Task requirements :: Narrow the data below down to the lines containing "desc".

Material to process ::
####################
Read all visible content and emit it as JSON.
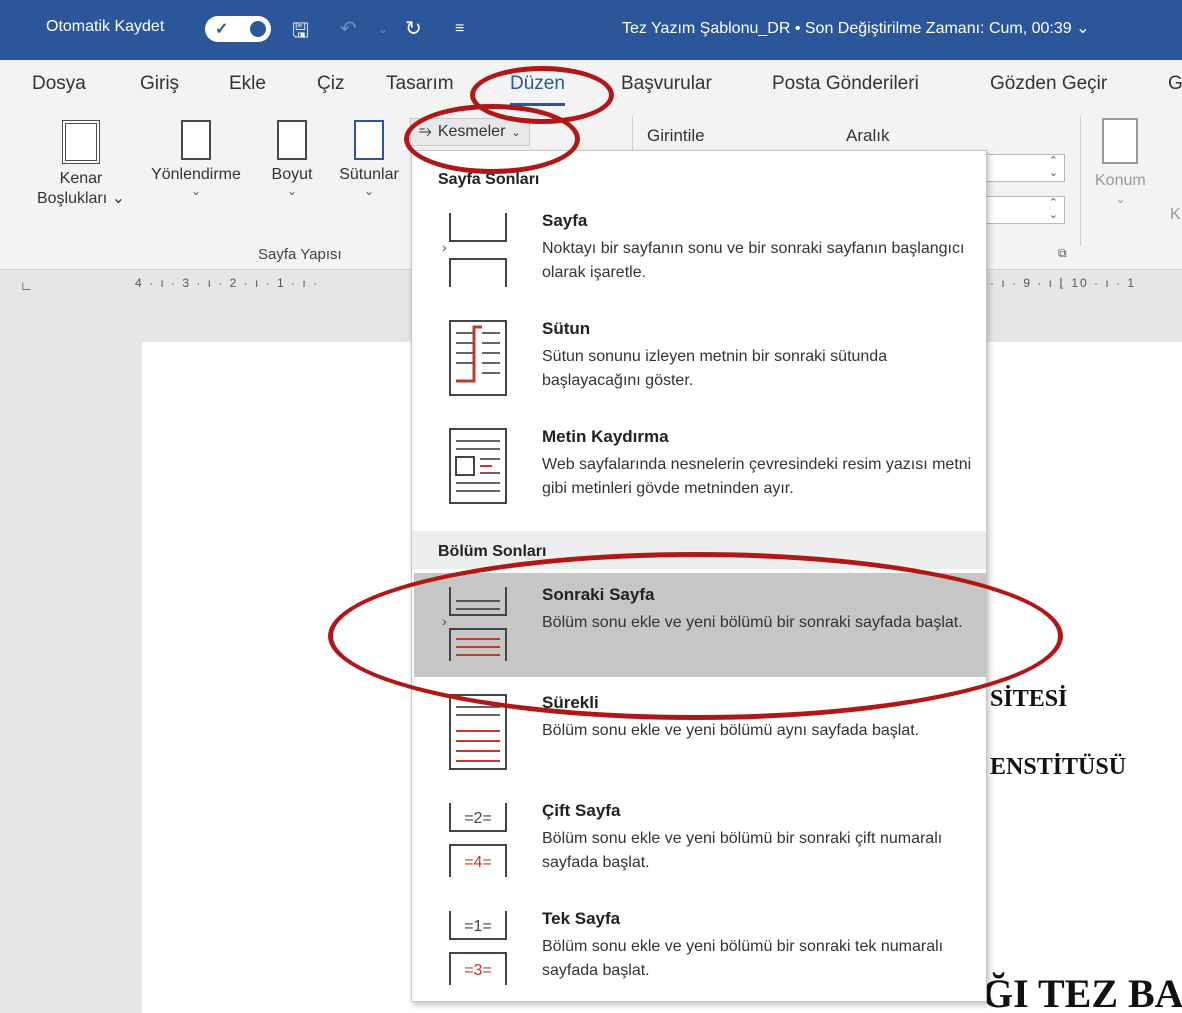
{
  "title_bar": {
    "autosave_label": "Otomatik Kaydet",
    "document_title": "Tez Yazım Şablonu_DR • Son Değiştirilme Zamanı: Cum, 00:39 ⌄"
  },
  "tabs": [
    "Dosya",
    "Giriş",
    "Ekle",
    "Çiz",
    "Tasarım",
    "Düzen",
    "Başvurular",
    "Posta Gönderileri",
    "Gözden Geçir",
    "G"
  ],
  "active_tab": "Düzen",
  "ribbon": {
    "kenar_line1": "Kenar",
    "kenar_line2": "Boşlukları ⌄",
    "yonlendirme": "Yönlendirme",
    "boyut": "Boyut",
    "sutunlar": "Sütunlar",
    "group_label": "Sayfa Yapısı",
    "breaks_button": "Kesmeler",
    "indent_label": "Girintile",
    "spacing_label": "Aralık",
    "position_label": "Konum",
    "cut_letter": "K"
  },
  "ruler": {
    "left_scale": "4 · ı · 3 · ı · 2 · ı · 1 · ı ·",
    "right_scale": "· ı · 9 · ı ⌊ 10 · ı · 1"
  },
  "menu": {
    "section_page_breaks": "Sayfa Sonları",
    "section_section_breaks": "Bölüm Sonları",
    "items": [
      {
        "title": "Sayfa",
        "desc": "Noktayı bir sayfanın sonu ve bir sonraki sayfanın başlangıcı olarak işaretle."
      },
      {
        "title": "Sütun",
        "desc": "Sütun sonunu izleyen metnin bir sonraki sütunda başlayacağını göster."
      },
      {
        "title": "Metin Kaydırma",
        "desc": "Web sayfalarında nesnelerin çevresindeki resim yazısı metni gibi metinleri gövde metninden ayır."
      },
      {
        "title": "Sonraki Sayfa",
        "desc": "Bölüm sonu ekle ve yeni bölümü bir sonraki sayfada başlat."
      },
      {
        "title": "Sürekli",
        "desc": "Bölüm sonu ekle ve yeni bölümü aynı sayfada başlat."
      },
      {
        "title": "Çift Sayfa",
        "desc": "Bölüm sonu ekle ve yeni bölümü bir sonraki çift numaralı sayfada başlat."
      },
      {
        "title": "Tek Sayfa",
        "desc": "Bölüm sonu ekle ve yeni bölümü bir sonraki tek numaralı sayfada başlat."
      }
    ],
    "highlighted_item": "Sonraki Sayfa"
  },
  "document": {
    "line1": "SİTESİ",
    "line2": "ENSTİTÜSÜ",
    "line3": "ĞI TEZ BA"
  },
  "colors": {
    "accent": "#2b579a",
    "annotation": "#b01818",
    "highlight": "#c6c6c6"
  }
}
####################
Result of this task ::
        "desc": "Noktayı bir sayfanın sonu ve bir sonraki sayfanın başlangıcı olarak işaretle."
        "desc": "Sütun sonunu izleyen metnin bir sonraki sütunda başlayacağını göster."
        "desc": "Web sayfalarında nesnelerin çevresindeki resim yazısı metni gibi metinleri gövde metninden ayır."
        "desc": "Bölüm sonu ekle ve yeni bölümü bir sonraki sayfada başlat."
        "desc": "Bölüm sonu ekle ve yeni bölümü aynı sayfada başlat."
        "desc": "Bölüm sonu ekle ve yeni bölümü bir sonraki çift numaralı sayfada başlat."
        "desc": "Bölüm sonu ekle ve yeni bölümü bir sonraki tek numaralı sayfada başlat."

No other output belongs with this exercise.